Stored data
==========
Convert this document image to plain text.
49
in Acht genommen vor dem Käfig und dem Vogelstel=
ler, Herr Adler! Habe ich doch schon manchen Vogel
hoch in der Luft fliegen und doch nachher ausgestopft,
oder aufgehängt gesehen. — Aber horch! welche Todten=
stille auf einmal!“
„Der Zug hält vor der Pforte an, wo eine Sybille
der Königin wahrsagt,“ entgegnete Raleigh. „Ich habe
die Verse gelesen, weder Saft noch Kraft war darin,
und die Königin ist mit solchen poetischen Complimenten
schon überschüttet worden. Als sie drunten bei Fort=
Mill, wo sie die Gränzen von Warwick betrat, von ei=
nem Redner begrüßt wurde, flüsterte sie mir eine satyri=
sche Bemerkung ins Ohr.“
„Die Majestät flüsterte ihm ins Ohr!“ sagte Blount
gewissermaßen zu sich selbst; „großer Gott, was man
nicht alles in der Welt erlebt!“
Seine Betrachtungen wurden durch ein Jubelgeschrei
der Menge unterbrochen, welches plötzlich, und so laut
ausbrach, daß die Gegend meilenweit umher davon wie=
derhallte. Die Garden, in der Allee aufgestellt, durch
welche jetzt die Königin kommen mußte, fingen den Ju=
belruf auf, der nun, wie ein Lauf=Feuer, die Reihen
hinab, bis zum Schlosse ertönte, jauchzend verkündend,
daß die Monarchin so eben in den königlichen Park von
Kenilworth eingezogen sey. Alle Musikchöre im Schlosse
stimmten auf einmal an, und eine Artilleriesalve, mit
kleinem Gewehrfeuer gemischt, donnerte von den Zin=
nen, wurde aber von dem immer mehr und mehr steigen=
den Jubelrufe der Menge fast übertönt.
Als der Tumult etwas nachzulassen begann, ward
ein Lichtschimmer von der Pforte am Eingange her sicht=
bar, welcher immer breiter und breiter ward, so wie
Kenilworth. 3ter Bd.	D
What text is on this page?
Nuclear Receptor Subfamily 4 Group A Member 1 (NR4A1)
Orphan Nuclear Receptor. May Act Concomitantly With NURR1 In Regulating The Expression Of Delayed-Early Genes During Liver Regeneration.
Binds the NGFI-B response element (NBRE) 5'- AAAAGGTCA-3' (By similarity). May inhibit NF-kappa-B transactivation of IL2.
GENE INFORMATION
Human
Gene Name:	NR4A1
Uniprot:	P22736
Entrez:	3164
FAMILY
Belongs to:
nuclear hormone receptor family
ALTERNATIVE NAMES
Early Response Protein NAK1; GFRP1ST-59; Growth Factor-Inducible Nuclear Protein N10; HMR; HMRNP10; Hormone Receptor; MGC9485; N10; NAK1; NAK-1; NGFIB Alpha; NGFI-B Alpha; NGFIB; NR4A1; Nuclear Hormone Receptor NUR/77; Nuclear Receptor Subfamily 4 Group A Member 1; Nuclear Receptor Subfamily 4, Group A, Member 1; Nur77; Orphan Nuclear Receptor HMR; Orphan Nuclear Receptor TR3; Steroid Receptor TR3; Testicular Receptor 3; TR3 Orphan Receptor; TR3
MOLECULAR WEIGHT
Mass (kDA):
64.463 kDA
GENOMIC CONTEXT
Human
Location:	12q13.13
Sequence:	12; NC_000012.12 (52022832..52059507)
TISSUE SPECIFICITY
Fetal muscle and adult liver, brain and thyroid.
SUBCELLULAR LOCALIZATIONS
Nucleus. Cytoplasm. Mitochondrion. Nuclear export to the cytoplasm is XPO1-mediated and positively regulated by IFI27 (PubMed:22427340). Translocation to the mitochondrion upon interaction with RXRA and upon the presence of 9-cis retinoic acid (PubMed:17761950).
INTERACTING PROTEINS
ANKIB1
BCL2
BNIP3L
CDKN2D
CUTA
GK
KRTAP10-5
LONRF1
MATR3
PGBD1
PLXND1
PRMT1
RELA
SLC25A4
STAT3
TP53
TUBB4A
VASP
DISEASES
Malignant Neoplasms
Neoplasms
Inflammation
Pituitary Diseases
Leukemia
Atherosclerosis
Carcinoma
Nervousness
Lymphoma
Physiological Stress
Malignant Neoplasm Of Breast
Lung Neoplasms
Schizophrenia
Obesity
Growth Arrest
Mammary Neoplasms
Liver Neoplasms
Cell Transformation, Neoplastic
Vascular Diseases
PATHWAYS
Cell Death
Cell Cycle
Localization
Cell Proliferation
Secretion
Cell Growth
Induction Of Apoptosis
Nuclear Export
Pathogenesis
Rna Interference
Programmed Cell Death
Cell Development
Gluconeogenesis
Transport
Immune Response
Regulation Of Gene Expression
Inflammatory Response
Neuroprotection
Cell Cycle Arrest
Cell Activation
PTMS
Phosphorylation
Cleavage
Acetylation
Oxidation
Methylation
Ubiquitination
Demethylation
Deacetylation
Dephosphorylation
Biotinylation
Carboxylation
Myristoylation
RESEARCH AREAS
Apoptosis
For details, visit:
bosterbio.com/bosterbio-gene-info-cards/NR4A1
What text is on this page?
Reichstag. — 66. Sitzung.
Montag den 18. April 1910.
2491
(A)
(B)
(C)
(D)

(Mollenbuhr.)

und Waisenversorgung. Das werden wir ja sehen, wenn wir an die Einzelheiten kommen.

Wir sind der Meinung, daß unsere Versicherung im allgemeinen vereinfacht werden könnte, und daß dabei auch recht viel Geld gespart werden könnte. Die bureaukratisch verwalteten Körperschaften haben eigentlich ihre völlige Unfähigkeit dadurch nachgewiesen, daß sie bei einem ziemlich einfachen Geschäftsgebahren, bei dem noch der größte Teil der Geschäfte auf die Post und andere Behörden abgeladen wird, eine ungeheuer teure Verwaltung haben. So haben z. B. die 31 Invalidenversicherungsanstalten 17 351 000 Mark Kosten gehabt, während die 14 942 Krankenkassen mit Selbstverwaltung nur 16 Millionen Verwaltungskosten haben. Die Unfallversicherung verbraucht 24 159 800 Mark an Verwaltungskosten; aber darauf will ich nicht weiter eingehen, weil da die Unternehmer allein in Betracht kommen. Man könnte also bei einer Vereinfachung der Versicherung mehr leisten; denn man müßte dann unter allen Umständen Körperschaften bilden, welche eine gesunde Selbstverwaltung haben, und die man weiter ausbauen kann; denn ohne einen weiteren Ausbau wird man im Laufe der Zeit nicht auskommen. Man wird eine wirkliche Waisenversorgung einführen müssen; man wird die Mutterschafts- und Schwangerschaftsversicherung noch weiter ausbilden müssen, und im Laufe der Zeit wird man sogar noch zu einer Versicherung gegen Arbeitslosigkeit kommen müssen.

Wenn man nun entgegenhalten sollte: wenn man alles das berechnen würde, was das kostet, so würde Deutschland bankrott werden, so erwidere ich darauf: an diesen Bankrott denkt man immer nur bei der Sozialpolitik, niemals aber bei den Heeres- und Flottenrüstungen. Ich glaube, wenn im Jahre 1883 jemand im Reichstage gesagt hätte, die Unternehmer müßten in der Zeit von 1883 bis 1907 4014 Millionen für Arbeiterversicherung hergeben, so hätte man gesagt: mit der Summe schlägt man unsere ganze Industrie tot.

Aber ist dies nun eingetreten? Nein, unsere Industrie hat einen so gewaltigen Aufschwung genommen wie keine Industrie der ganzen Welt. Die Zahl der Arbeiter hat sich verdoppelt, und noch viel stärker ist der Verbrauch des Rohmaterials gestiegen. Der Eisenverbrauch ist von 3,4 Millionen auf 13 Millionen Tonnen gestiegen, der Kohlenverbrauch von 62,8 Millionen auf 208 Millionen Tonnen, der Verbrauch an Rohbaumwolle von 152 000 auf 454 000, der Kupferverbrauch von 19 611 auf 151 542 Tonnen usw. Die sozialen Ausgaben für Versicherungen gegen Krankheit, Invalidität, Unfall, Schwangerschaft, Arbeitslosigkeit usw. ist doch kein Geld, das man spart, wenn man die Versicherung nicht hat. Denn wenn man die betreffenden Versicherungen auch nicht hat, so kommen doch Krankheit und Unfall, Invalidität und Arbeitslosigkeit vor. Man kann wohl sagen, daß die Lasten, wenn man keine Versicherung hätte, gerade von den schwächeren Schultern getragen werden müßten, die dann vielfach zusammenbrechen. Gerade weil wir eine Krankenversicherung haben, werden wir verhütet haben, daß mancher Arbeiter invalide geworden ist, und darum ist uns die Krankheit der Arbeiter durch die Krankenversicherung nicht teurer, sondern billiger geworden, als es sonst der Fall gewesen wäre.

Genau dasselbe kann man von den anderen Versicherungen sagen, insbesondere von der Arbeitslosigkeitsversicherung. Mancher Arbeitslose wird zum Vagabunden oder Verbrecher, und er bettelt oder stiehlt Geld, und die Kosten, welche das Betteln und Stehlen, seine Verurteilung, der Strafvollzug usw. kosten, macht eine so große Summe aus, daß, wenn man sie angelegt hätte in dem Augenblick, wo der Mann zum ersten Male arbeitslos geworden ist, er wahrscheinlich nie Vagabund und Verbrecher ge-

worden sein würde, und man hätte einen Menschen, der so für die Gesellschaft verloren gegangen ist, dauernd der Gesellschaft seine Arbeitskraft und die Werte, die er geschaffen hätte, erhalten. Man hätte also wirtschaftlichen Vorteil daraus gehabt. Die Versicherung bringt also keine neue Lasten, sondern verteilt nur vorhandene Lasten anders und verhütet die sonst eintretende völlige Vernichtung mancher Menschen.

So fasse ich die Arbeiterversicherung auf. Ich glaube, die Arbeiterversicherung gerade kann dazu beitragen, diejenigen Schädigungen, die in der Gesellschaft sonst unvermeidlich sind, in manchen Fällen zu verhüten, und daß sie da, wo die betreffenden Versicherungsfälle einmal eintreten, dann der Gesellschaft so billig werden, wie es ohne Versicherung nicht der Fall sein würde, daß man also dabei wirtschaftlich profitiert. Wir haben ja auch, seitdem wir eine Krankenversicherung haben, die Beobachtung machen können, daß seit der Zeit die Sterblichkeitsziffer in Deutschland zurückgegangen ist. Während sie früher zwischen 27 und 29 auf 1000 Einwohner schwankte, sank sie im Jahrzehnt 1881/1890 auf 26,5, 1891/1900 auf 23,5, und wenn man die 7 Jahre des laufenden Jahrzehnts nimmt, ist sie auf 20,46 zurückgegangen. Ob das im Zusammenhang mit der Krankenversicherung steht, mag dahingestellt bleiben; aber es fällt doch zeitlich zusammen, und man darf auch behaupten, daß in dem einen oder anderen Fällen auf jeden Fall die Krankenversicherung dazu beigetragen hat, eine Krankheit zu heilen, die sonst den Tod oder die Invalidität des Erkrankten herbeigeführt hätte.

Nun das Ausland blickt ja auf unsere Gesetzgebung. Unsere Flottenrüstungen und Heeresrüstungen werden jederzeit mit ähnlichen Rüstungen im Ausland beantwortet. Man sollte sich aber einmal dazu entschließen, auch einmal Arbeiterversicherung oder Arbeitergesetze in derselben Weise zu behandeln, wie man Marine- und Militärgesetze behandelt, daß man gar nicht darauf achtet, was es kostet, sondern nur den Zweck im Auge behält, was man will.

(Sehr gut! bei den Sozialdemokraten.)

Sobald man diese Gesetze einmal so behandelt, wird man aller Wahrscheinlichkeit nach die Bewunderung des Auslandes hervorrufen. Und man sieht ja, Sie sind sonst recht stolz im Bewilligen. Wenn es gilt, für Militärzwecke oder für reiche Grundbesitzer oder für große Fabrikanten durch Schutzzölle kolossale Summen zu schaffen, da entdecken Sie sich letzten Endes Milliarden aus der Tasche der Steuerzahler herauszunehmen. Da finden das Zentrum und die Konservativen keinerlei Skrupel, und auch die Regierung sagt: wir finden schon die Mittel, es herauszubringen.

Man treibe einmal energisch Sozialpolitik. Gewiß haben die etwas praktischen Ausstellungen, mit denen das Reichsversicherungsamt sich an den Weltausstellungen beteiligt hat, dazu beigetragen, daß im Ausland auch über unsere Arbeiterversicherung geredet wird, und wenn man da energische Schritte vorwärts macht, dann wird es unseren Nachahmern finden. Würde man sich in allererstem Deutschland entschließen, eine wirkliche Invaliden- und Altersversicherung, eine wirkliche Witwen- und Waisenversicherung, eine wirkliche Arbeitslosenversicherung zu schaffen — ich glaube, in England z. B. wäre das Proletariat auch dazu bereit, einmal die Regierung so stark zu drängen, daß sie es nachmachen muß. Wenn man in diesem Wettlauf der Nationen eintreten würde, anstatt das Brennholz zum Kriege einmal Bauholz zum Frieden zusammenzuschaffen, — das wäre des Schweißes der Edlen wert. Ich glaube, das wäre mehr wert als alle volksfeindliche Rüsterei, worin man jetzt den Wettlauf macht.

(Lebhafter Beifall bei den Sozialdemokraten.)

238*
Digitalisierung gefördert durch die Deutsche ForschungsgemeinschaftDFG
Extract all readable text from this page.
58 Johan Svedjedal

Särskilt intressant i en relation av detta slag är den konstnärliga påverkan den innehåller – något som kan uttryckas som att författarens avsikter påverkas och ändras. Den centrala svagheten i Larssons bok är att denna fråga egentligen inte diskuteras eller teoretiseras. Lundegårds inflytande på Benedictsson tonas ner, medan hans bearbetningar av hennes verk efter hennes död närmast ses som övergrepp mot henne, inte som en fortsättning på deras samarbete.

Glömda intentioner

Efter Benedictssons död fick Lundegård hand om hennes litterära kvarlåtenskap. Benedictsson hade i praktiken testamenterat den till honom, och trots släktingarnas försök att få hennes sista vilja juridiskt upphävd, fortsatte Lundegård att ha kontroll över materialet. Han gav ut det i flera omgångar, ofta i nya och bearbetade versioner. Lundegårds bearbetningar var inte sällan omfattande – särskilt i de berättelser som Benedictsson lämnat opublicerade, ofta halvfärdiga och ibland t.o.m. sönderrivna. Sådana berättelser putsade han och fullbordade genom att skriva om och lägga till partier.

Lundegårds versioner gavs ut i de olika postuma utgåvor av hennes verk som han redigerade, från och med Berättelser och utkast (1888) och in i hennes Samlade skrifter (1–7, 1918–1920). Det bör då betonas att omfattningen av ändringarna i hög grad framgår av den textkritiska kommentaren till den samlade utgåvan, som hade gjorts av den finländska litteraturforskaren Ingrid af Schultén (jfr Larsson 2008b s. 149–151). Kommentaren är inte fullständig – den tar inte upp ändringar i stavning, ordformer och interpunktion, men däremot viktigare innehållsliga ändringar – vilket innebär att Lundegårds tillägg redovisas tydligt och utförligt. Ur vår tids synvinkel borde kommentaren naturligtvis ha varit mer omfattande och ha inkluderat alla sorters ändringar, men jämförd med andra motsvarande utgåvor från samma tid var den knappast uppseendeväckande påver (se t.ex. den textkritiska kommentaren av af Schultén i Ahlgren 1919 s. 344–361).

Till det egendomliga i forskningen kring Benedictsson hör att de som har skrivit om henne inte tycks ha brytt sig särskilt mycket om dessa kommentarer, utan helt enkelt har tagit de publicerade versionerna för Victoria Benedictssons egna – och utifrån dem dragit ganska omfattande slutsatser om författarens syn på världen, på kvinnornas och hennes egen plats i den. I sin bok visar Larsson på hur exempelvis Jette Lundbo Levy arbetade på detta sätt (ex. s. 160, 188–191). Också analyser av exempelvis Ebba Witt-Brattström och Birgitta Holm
==========
→ **YOUR GOAL**: Show every line above in which the word "Pforte" occurs.

→ **WRITTEN RESPONSE**:
„Der Zug hält vor der Pforte an, wo eine Sybille
ein Lichtschimmer von der Pforte am Eingange her sicht=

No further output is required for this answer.